### Direction
Reply with one number: the count of lines in the listing that contain the string "Miasto".
## begin
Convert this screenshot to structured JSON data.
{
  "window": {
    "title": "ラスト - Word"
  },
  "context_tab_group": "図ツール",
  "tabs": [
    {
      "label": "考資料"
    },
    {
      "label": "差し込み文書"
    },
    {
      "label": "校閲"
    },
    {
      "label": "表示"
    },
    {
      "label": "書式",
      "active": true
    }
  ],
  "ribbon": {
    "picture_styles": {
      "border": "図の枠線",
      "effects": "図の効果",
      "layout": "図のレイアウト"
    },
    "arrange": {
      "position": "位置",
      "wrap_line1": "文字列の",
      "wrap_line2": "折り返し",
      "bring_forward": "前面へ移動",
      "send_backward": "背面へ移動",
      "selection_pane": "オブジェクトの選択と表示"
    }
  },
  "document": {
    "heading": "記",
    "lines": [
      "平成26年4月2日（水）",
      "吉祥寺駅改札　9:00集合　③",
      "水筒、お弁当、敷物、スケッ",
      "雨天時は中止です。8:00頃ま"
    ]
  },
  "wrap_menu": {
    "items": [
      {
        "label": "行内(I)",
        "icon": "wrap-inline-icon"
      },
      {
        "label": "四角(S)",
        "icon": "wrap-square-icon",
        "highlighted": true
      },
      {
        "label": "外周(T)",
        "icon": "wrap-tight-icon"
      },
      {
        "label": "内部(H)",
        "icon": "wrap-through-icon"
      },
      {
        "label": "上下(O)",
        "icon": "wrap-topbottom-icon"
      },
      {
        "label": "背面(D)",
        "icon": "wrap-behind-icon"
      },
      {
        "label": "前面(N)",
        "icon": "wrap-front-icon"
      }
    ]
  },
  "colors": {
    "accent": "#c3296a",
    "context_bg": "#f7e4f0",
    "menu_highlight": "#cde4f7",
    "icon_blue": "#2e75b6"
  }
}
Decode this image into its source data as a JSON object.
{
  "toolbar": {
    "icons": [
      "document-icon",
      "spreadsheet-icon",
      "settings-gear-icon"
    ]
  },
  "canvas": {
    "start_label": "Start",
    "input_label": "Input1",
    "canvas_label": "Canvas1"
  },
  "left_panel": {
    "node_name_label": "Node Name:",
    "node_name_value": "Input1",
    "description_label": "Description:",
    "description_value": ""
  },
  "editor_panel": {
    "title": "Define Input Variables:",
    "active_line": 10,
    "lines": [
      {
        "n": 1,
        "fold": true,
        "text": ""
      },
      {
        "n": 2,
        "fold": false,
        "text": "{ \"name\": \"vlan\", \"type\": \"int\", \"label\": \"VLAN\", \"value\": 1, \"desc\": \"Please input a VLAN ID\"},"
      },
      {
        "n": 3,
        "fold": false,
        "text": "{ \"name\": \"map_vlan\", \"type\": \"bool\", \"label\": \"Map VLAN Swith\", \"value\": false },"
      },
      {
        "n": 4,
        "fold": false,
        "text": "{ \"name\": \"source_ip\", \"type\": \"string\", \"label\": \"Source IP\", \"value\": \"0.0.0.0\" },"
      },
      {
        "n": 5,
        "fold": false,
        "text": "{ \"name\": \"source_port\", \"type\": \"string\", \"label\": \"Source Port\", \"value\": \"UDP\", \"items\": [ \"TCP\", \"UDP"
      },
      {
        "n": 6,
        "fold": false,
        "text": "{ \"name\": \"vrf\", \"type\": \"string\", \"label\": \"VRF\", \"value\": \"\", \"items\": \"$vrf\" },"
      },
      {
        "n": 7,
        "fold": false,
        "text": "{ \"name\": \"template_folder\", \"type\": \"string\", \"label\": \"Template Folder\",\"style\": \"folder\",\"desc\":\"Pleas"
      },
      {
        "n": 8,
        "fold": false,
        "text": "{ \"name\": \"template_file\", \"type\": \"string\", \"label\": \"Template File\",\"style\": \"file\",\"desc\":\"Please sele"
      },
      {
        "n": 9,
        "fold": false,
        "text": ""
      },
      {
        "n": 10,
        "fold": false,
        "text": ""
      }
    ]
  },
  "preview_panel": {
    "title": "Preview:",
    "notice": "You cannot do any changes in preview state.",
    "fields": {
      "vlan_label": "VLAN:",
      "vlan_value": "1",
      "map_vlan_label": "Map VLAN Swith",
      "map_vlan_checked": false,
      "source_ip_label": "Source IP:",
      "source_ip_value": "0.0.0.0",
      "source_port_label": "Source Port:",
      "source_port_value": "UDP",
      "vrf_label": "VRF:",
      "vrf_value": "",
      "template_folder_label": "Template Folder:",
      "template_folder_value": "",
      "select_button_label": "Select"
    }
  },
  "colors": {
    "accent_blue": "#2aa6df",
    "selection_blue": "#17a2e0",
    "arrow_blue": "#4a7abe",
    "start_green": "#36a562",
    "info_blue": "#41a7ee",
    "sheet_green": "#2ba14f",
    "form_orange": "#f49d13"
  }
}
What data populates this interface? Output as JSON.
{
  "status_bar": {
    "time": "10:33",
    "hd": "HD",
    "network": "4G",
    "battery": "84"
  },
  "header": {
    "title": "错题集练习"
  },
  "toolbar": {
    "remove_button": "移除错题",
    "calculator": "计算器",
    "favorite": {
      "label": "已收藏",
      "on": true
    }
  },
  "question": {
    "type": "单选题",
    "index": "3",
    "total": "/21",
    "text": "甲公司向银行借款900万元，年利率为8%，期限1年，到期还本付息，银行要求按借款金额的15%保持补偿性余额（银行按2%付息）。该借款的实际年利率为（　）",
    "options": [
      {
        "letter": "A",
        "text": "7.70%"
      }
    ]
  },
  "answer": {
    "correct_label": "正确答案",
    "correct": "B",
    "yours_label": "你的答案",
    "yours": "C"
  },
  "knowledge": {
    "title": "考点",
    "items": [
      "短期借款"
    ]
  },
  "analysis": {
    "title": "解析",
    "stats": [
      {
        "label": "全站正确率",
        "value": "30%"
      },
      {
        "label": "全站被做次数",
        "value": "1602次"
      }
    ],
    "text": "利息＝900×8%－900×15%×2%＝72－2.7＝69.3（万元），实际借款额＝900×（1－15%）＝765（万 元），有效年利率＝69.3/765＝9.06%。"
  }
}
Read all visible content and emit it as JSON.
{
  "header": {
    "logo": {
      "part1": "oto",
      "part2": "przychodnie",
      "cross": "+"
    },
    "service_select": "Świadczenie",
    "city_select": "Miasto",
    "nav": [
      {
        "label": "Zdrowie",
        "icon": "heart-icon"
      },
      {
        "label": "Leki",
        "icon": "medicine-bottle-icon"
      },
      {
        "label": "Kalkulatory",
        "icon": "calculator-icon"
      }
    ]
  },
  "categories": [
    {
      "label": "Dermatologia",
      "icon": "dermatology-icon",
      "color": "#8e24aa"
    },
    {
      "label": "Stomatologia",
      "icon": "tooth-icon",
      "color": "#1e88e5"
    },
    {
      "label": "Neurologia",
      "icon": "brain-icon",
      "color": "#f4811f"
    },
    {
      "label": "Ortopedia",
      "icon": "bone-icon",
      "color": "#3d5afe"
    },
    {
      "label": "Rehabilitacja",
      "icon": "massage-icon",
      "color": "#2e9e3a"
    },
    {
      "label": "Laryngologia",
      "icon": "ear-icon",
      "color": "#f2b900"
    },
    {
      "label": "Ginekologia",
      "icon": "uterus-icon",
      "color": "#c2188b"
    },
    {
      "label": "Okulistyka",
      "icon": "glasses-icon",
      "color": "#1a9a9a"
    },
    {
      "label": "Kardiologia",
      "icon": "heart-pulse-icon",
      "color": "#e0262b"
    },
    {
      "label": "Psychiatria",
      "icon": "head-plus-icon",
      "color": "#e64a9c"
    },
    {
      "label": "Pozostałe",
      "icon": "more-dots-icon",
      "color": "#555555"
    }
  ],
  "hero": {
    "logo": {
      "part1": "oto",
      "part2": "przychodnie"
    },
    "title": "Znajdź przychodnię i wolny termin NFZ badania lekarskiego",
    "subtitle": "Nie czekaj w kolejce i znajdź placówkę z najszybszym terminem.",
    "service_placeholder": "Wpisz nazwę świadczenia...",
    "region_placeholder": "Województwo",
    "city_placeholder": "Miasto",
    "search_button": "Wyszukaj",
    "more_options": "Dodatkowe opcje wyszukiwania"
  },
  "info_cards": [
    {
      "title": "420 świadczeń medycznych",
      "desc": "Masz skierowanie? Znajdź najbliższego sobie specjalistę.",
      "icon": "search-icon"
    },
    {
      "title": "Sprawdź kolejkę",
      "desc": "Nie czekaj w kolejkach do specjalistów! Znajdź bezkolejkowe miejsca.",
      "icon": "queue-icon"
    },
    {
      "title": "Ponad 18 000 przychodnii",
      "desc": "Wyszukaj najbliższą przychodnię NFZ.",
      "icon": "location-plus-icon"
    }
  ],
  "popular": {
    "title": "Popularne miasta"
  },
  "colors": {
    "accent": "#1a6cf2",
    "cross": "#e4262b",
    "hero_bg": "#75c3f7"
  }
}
## end
### Response for this exercise
2